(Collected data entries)
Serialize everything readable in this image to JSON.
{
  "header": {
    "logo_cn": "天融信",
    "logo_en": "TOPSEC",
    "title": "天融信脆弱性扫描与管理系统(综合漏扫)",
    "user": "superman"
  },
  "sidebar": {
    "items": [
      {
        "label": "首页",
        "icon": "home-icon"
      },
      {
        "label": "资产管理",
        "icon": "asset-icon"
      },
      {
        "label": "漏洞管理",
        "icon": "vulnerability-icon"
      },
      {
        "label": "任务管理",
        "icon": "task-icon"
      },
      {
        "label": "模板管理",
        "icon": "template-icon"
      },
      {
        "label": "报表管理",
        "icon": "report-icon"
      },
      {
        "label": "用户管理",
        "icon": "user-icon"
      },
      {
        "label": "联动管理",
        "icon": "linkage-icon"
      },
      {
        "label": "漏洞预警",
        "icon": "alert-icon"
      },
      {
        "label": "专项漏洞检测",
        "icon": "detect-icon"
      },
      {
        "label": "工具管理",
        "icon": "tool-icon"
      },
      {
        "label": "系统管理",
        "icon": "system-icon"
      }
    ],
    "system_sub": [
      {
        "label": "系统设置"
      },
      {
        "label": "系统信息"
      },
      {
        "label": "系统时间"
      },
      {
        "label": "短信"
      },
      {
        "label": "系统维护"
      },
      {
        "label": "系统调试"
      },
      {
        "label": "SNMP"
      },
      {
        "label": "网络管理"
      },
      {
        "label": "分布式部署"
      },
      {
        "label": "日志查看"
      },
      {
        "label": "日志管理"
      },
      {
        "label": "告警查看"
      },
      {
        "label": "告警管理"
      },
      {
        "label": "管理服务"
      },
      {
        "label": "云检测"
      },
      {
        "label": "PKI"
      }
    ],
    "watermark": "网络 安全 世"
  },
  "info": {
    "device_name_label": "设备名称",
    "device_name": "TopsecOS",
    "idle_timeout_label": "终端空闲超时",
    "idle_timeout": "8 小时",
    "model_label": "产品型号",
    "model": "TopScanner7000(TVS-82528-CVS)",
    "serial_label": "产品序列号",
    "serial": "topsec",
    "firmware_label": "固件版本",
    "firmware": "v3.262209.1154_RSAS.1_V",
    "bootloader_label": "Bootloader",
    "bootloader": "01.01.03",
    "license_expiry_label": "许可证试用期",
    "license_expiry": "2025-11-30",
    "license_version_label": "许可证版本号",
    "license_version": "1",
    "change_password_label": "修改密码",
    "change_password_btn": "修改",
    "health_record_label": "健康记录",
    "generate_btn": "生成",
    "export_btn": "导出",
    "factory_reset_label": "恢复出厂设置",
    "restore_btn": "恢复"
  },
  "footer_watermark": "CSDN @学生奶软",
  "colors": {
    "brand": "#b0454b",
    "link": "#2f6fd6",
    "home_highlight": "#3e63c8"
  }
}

WHAT IS BEING ASKED
Extract the whole listing, character for character.

THE RESULT
Serialize everything readable in this image to JSON.
{
  "header": {
    "logo_cn": "天融信",
    "logo_en": "TOPSEC",
    "title": "天融信脆弱性扫描与管理系统(综合漏扫)",
    "user": "superman"
  },
  "sidebar": {
    "items": [
      {
        "label": "首页",
        "icon": "home-icon"
      },
      {
        "label": "资产管理",
        "icon": "asset-icon"
      },
      {
        "label": "漏洞管理",
        "icon": "vulnerability-icon"
      },
      {
        "label": "任务管理",
        "icon": "task-icon"
      },
      {
        "label": "模板管理",
        "icon": "template-icon"
      },
      {
        "label": "报表管理",
        "icon": "report-icon"
      },
      {
        "label": "用户管理",
        "icon": "user-icon"
      },
      {
        "label": "联动管理",
        "icon": "linkage-icon"
      },
      {
        "label": "漏洞预警",
        "icon": "alert-icon"
      },
      {
        "label": "专项漏洞检测",
        "icon": "detect-icon"
      },
      {
        "label": "工具管理",
        "icon": "tool-icon"
      },
      {
        "label": "系统管理",
        "icon": "system-icon"
      }
    ],
    "system_sub": [
      {
        "label": "系统设置"
      },
      {
        "label": "系统信息"
      },
      {
        "label": "系统时间"
      },
      {
        "label": "短信"
      },
      {
        "label": "系统维护"
      },
      {
        "label": "系统调试"
      },
      {
        "label": "SNMP"
      },
      {
        "label": "网络管理"
      },
      {
        "label": "分布式部署"
      },
      {
        "label": "日志查看"
      },
      {
        "label": "日志管理"
      },
      {
        "label": "告警查看"
      },
      {
        "label": "告警管理"
      },
      {
        "label": "管理服务"
      },
      {
        "label": "云检测"
      },
      {
        "label": "PKI"
      }
    ],
    "watermark": "网络 安全 世"
  },
  "info": {
    "device_name_label": "设备名称",
    "device_name": "TopsecOS",
    "idle_timeout_label": "终端空闲超时",
    "idle_timeout": "8 小时",
    "model_label": "产品型号",
    "model": "TopScanner7000(TVS-82528-CVS)",
    "serial_label": "产品序列号",
    "serial": "topsec",
    "firmware_label": "固件版本",
    "firmware": "v3.262209.1154_RSAS.1_V",
    "bootloader_label": "Bootloader",
    "bootloader": "01.01.03",
    "license_expiry_label": "许可证试用期",
    "license_expiry": "2025-11-30",
    "license_version_label": "许可证版本号",
    "license_version": "1",
    "change_password_label": "修改密码",
    "change_password_btn": "修改",
    "health_record_label": "健康记录",
    "generate_btn": "生成",
    "export_btn": "导出",
    "factory_reset_label": "恢复出厂设置",
    "restore_btn": "恢复"
  },
  "footer_watermark": "CSDN @学生奶软",
  "colors": {
    "brand": "#b0454b",
    "link": "#2f6fd6",
    "home_highlight": "#3e63c8"
  }
}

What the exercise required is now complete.